# What you will do:
From the material below, list every line containing "name".

___ Listed entries

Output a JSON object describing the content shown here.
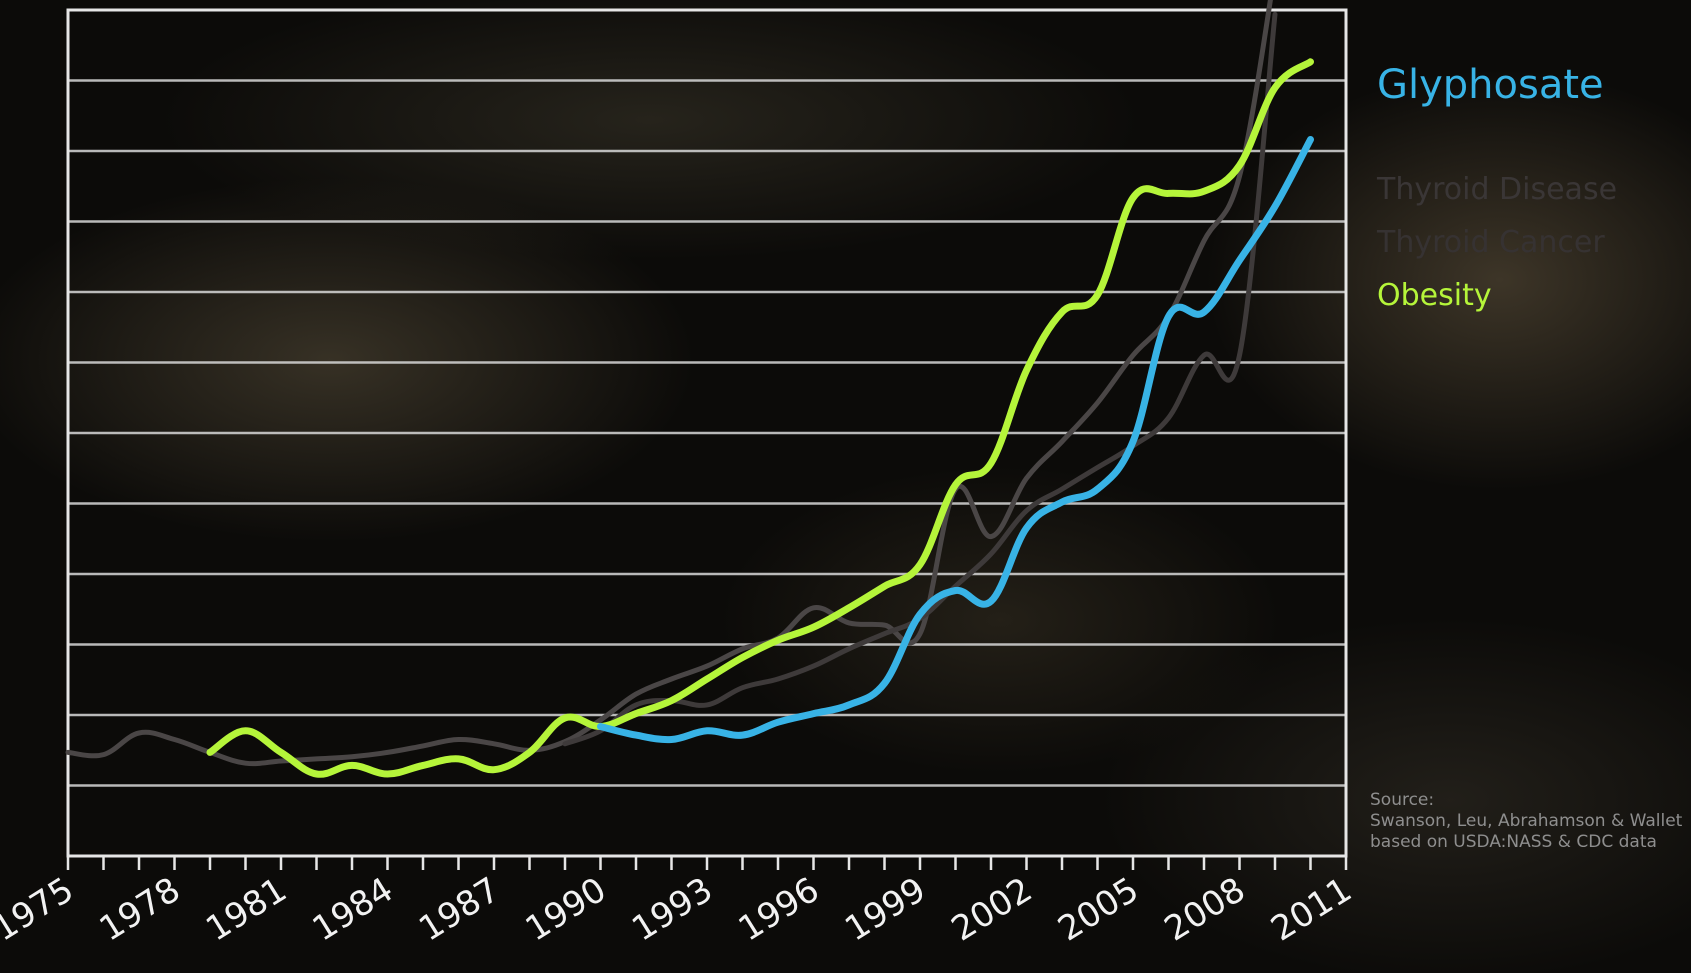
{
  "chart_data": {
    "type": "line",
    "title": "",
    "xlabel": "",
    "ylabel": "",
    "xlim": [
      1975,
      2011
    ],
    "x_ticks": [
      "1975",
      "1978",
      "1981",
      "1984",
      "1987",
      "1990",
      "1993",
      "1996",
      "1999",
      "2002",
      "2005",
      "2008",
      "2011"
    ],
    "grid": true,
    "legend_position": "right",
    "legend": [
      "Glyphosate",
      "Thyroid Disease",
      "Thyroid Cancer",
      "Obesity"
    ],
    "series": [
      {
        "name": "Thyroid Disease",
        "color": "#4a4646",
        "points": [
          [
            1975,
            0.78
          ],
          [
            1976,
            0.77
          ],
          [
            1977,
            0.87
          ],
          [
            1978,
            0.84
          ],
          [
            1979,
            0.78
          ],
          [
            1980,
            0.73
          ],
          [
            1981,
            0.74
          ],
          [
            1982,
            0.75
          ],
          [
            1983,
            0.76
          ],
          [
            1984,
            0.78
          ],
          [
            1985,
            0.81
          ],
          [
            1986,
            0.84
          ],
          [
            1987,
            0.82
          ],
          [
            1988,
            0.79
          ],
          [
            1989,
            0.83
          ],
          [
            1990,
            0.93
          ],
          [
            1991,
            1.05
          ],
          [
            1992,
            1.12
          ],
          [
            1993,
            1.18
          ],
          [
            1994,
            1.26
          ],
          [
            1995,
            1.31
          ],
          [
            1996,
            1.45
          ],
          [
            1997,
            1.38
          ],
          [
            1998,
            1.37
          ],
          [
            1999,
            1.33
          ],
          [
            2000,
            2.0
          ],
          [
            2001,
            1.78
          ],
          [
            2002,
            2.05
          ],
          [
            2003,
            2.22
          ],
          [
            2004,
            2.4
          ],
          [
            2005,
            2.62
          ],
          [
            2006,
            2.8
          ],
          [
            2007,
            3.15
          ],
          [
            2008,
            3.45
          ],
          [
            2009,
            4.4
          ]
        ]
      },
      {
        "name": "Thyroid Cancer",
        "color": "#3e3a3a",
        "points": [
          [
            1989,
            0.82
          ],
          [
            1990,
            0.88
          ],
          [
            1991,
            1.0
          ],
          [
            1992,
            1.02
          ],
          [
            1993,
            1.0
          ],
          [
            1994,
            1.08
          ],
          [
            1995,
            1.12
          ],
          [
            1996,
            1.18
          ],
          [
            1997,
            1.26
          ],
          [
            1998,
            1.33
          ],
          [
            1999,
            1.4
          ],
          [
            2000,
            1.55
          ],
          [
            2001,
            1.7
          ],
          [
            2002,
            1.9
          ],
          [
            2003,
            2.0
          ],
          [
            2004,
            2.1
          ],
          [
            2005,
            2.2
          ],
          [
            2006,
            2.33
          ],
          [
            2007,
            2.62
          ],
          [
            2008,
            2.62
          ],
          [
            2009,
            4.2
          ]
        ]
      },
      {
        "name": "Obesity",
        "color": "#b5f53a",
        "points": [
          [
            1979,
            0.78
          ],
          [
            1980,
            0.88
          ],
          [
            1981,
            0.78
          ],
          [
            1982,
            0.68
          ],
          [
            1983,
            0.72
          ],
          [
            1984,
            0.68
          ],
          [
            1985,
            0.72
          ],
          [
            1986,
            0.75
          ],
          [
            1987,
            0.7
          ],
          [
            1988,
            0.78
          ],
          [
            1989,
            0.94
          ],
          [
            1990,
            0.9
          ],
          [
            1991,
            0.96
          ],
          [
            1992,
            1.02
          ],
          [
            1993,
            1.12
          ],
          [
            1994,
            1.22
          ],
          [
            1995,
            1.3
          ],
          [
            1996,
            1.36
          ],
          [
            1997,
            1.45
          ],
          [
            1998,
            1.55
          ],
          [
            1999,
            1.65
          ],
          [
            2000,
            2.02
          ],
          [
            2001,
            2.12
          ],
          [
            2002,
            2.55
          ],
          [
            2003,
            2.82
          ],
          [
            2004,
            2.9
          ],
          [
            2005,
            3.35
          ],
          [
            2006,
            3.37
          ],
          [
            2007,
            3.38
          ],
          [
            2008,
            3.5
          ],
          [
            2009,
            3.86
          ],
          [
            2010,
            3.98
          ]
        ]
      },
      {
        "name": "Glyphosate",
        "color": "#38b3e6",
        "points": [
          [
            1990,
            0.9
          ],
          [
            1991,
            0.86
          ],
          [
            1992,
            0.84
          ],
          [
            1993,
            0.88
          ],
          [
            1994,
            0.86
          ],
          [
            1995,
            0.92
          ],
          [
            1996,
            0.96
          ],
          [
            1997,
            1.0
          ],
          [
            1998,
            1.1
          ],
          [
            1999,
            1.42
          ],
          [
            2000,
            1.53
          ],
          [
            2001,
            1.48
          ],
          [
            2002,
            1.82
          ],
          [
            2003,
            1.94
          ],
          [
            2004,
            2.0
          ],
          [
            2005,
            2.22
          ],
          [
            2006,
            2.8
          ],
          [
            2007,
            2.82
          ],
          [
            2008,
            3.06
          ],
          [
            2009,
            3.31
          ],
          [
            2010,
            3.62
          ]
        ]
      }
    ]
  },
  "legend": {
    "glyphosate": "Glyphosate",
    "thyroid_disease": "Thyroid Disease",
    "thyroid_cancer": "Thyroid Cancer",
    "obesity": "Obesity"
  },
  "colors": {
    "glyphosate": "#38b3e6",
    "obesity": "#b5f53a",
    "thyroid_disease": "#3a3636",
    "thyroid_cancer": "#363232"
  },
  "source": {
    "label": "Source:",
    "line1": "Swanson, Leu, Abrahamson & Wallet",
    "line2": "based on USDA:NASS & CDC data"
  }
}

______
___ Listed entries

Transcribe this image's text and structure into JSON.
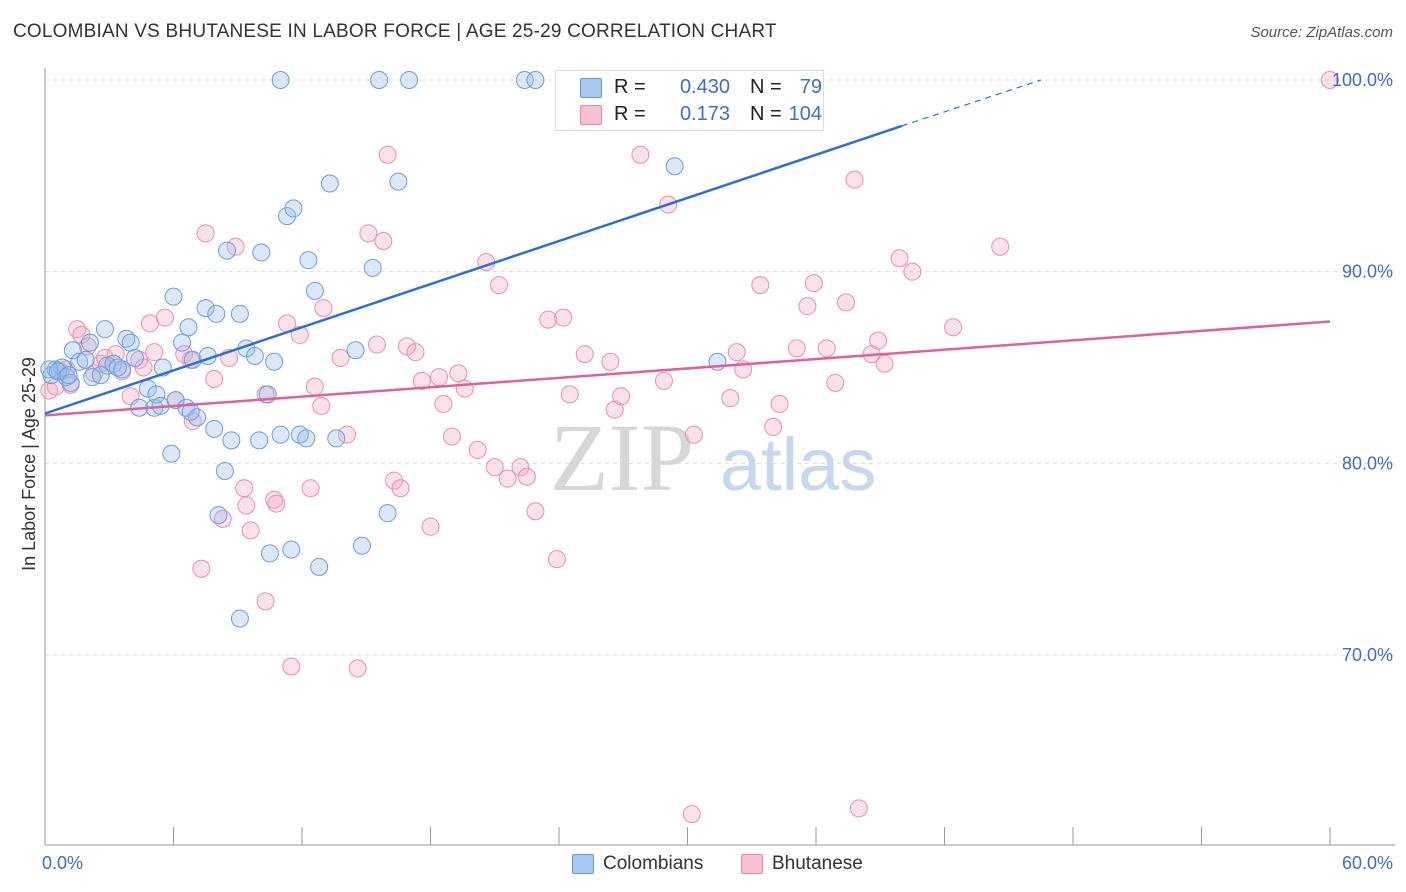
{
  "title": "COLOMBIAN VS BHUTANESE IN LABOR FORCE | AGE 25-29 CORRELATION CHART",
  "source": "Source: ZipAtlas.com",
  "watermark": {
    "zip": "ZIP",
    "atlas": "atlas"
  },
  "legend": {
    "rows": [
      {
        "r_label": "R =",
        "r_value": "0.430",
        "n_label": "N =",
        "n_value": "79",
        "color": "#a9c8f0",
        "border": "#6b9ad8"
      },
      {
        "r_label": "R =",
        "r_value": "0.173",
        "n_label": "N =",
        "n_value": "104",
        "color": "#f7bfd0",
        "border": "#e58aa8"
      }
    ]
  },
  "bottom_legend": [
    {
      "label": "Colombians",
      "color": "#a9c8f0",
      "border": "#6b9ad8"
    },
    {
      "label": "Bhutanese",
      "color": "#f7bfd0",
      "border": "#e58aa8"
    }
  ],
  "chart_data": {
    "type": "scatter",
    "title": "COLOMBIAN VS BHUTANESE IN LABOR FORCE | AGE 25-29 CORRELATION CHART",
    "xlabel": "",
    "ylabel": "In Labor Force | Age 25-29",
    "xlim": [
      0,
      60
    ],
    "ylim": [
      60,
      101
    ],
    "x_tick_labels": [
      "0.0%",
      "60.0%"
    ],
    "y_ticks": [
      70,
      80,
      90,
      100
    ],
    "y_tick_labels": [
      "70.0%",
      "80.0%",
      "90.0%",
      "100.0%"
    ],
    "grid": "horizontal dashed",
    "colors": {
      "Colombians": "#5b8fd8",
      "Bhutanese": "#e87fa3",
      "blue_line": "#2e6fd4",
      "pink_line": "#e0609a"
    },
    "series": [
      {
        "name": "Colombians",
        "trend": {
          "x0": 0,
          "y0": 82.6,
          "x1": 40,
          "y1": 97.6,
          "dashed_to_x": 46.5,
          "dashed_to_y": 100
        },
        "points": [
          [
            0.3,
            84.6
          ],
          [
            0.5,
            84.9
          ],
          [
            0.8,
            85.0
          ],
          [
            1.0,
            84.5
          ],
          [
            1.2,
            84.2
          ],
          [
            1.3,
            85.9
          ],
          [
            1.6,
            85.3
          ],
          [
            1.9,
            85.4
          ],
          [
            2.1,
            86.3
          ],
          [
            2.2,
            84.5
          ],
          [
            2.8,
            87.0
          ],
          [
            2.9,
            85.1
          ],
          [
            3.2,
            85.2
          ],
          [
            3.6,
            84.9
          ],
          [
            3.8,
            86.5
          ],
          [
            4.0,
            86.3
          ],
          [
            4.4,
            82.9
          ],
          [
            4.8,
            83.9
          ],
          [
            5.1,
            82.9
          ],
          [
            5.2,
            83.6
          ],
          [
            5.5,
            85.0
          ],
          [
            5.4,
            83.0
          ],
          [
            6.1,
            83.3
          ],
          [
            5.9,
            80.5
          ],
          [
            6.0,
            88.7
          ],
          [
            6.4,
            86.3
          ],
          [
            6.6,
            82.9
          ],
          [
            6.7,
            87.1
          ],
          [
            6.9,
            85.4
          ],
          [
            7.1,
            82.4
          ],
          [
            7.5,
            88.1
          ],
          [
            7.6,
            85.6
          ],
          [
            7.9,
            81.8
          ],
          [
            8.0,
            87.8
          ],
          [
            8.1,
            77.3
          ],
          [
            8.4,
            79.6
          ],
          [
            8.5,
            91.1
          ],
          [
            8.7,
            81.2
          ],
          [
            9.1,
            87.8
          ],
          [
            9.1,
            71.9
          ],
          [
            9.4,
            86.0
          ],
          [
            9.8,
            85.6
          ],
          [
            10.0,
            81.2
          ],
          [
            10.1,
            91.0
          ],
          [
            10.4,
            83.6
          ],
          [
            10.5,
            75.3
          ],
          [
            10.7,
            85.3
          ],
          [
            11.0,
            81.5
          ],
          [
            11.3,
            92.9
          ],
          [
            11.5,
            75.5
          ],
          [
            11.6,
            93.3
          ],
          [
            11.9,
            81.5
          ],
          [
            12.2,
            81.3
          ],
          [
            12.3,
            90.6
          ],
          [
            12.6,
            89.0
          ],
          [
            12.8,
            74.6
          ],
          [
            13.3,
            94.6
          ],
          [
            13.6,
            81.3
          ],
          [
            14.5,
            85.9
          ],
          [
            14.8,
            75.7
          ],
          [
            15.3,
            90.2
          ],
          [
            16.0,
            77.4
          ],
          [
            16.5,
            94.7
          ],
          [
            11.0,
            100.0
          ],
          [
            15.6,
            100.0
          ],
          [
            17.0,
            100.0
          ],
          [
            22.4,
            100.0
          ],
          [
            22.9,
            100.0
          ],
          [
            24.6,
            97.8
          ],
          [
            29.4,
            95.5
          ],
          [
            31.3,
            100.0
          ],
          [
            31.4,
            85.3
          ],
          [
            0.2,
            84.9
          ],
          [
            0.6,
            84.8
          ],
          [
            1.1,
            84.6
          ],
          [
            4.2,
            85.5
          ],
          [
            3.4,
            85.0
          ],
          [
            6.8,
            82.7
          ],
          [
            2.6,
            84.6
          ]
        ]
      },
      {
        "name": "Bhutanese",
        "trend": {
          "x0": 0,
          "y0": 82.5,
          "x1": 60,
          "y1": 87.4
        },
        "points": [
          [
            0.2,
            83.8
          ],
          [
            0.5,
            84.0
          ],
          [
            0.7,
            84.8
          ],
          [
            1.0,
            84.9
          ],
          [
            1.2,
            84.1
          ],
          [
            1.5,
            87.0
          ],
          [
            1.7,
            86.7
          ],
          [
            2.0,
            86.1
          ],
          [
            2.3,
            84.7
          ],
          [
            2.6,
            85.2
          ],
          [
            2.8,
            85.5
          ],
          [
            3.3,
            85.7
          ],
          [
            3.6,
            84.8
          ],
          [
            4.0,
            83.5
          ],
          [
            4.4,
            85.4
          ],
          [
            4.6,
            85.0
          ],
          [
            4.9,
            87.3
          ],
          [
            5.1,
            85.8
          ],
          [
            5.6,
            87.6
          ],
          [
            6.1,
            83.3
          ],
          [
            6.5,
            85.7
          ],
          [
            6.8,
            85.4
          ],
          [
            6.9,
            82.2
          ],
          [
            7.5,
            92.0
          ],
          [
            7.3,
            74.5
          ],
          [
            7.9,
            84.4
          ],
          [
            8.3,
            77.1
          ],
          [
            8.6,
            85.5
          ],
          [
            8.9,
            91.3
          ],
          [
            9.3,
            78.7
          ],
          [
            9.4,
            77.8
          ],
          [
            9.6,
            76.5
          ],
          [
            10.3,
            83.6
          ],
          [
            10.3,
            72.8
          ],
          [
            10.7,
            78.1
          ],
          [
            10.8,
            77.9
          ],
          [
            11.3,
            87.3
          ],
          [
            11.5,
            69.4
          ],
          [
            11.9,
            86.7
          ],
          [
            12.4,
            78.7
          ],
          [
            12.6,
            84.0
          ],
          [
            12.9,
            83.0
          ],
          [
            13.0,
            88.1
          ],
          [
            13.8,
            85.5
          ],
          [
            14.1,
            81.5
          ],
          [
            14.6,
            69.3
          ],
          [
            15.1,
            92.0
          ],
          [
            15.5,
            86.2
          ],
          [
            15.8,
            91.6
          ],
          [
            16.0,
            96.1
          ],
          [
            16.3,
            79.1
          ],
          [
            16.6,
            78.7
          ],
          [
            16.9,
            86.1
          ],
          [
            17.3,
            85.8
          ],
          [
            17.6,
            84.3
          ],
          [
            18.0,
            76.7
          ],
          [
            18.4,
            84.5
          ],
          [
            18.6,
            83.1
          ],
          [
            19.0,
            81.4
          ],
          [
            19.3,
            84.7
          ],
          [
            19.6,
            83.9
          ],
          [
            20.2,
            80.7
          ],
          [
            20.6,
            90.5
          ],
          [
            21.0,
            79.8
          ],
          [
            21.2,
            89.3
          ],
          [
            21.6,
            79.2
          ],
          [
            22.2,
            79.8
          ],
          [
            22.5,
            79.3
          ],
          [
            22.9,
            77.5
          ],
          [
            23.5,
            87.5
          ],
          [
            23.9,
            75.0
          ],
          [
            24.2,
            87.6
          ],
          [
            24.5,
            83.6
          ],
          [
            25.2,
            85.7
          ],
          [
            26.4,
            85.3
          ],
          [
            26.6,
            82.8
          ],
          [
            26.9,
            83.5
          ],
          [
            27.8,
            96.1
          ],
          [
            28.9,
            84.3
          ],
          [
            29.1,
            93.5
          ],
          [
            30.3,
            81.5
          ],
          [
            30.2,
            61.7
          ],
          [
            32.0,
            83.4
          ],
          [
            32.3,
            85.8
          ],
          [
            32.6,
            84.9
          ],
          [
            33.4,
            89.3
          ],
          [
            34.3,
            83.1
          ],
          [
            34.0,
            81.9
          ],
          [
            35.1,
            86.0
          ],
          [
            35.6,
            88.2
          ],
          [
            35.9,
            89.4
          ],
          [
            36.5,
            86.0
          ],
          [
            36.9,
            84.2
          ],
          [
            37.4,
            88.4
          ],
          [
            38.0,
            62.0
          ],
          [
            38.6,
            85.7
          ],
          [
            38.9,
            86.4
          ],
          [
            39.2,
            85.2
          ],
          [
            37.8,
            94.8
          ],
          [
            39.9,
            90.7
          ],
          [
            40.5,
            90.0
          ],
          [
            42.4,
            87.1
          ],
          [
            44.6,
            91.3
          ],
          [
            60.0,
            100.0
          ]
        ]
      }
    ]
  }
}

______

# Task solution:
        "name": "Thyroid Disease",
        "name": "Thyroid Cancer",
        "name": "Obesity",
        "name": "Glyphosate",
        "name": "Colombians",
        "name": "Bhutanese",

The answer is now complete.